### Goal of the exercise
Every line that contains the word "Frequency" should be copied out.

A run of records
[START]

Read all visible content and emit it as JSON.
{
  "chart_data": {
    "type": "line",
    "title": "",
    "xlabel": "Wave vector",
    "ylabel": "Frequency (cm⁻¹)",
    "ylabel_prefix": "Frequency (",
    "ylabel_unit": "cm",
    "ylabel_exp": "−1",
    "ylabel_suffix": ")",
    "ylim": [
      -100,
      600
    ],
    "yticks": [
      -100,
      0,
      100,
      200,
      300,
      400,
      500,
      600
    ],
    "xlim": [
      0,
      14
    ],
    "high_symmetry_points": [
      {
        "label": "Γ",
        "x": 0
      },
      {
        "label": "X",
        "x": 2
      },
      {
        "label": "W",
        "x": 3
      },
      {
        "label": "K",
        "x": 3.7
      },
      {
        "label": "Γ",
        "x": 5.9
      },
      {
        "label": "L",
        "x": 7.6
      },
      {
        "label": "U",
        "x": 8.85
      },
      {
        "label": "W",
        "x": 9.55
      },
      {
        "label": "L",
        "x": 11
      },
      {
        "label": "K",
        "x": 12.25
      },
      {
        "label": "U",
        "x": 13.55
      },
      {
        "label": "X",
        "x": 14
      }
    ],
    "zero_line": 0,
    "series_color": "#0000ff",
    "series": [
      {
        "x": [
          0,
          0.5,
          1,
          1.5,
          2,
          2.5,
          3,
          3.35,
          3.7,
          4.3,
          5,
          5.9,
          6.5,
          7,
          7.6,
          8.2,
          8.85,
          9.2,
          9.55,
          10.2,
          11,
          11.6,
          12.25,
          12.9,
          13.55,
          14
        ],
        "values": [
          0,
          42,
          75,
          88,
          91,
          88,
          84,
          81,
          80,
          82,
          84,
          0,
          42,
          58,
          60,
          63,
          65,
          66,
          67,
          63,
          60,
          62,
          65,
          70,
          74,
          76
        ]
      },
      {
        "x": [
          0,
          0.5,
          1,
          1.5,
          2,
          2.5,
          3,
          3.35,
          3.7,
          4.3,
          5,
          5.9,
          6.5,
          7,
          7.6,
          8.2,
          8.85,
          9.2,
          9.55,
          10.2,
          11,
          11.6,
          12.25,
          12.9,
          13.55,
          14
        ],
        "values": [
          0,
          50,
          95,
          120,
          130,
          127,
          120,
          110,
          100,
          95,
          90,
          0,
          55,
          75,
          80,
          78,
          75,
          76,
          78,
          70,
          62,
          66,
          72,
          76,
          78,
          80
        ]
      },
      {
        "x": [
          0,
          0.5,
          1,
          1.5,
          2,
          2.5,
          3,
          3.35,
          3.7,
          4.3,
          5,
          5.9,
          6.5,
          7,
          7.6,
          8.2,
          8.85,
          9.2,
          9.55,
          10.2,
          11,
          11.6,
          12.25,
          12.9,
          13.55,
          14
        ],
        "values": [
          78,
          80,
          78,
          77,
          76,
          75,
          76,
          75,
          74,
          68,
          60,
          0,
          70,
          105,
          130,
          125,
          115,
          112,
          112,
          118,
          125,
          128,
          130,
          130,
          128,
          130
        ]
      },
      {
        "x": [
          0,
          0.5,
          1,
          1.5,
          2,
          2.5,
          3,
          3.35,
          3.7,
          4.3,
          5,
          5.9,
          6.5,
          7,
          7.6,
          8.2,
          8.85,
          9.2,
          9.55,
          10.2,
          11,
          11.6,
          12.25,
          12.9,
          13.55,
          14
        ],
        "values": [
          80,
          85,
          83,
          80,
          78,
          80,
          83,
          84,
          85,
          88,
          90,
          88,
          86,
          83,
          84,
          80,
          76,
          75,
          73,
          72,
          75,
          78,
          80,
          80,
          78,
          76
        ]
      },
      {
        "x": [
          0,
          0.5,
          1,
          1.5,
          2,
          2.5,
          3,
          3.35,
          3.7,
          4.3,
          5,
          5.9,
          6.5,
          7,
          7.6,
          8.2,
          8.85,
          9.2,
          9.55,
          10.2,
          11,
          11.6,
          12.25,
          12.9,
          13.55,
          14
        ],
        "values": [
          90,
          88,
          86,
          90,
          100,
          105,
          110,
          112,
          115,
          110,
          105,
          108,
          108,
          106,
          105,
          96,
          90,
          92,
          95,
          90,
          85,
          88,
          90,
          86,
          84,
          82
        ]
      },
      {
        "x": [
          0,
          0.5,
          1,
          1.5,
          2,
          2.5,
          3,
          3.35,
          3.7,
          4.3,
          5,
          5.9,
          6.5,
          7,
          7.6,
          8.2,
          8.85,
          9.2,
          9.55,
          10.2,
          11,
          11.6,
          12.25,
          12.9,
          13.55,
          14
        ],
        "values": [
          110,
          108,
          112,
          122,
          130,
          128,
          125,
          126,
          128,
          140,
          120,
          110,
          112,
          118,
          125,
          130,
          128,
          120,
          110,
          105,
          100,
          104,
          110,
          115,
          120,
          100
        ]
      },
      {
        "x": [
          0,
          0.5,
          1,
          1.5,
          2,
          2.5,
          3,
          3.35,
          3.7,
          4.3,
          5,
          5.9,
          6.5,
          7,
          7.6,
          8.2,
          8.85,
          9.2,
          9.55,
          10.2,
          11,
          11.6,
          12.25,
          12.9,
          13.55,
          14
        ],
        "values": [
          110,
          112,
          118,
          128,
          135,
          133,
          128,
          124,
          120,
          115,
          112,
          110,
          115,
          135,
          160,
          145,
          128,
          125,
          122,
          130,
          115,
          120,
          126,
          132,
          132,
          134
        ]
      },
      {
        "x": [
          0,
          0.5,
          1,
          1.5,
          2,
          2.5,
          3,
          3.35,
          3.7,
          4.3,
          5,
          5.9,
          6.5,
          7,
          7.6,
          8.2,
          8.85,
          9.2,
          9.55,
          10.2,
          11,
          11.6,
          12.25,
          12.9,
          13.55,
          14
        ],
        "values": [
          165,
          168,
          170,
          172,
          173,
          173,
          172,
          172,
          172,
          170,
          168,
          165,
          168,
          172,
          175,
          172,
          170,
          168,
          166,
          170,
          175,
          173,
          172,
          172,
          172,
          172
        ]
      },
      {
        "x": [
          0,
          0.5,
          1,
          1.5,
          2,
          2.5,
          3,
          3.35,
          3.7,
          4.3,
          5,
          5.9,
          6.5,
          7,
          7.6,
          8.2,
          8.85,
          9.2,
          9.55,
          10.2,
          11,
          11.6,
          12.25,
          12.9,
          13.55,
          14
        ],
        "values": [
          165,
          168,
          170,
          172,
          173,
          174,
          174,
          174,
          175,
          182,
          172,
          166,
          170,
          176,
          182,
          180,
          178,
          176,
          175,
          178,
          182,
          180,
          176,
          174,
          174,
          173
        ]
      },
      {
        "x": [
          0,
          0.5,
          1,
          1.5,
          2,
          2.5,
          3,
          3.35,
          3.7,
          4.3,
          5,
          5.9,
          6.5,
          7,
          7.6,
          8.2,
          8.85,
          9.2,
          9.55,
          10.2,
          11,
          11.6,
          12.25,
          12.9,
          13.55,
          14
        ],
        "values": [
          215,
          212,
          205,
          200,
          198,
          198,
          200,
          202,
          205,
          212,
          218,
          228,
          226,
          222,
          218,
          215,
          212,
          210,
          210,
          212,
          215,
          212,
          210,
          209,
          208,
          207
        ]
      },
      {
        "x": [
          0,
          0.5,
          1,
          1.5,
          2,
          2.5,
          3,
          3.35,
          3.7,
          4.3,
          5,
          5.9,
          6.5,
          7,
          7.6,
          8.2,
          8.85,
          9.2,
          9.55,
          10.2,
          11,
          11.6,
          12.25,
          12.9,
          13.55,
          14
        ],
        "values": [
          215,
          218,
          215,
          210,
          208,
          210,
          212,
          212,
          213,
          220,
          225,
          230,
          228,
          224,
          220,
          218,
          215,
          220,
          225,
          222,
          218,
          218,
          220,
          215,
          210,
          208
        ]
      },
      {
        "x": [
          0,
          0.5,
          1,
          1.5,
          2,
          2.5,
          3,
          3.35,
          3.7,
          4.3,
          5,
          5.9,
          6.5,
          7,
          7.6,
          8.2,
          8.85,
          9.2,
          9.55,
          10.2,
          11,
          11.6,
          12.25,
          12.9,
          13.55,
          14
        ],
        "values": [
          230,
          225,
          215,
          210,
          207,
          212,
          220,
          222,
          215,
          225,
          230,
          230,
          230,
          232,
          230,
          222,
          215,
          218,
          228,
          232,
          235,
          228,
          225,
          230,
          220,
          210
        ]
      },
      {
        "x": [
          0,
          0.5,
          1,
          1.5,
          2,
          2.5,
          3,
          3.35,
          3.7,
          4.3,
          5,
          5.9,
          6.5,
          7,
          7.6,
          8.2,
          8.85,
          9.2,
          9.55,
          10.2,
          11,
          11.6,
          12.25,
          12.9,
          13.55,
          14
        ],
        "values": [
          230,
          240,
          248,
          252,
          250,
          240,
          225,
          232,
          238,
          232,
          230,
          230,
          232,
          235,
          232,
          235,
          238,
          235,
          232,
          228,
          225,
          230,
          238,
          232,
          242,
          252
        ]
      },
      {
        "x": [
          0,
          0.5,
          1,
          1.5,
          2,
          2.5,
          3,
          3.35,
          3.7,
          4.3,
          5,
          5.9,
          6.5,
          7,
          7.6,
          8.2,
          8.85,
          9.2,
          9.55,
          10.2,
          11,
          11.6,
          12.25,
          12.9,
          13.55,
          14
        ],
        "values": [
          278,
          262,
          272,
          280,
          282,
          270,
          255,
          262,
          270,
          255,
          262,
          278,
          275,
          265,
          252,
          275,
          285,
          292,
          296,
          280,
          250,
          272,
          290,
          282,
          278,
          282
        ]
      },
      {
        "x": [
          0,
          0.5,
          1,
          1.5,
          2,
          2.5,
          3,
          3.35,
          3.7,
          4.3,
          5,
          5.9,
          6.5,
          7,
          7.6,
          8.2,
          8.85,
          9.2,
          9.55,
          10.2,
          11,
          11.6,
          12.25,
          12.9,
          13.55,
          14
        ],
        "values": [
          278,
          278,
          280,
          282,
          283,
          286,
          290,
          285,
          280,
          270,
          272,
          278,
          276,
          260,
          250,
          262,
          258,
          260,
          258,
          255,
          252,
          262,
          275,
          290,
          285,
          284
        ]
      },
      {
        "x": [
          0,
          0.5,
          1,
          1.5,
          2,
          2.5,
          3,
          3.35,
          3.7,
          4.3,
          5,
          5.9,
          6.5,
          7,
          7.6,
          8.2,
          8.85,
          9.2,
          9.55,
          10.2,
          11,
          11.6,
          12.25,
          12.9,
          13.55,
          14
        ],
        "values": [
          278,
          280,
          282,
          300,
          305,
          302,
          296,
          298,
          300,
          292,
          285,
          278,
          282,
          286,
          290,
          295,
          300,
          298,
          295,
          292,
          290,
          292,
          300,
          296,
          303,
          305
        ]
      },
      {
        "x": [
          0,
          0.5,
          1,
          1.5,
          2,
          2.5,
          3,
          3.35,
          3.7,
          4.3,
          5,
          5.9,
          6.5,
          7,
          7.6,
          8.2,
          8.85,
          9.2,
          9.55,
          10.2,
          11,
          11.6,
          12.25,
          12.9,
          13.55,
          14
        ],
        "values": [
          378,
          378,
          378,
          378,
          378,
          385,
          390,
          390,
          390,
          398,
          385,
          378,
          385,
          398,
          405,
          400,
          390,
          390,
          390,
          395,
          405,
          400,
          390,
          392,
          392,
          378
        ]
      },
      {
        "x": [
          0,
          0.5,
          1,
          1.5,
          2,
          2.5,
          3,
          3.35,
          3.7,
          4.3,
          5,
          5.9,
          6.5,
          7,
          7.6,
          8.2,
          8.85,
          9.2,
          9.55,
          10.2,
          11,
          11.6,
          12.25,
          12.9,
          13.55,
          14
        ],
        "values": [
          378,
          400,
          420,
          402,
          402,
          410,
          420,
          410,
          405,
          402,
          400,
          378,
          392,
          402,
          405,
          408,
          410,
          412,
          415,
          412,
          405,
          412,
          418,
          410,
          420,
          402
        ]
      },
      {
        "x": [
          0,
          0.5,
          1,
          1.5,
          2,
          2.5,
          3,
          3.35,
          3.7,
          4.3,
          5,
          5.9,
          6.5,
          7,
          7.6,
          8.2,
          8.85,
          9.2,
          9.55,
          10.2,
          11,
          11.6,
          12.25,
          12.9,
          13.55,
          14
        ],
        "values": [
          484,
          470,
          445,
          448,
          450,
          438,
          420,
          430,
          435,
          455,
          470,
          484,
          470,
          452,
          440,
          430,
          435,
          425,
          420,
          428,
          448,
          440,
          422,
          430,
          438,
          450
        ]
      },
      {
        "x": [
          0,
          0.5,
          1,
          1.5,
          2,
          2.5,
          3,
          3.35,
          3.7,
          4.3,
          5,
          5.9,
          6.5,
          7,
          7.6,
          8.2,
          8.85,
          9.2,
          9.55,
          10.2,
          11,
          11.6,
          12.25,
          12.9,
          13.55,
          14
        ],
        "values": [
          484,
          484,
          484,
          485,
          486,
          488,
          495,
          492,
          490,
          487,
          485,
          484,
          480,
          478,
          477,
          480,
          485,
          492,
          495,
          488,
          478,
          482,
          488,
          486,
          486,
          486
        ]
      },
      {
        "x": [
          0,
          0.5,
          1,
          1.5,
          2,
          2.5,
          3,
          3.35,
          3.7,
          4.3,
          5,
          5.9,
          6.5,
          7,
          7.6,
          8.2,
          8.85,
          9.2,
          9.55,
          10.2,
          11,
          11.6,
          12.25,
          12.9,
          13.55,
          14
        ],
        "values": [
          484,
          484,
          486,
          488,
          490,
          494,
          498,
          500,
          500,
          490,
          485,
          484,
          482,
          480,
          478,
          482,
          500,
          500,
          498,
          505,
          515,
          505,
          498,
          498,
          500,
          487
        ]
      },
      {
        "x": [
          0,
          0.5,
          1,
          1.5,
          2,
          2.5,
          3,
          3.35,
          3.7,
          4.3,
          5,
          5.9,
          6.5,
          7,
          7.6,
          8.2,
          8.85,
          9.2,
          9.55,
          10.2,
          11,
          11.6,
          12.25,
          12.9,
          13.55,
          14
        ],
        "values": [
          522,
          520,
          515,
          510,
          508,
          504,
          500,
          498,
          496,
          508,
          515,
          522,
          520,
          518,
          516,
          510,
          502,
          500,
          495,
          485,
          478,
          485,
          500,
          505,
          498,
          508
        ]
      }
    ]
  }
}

[END]

### Exercise result
    "ylabel": "Frequency (cm⁻¹)",
    "ylabel_prefix": "Frequency (",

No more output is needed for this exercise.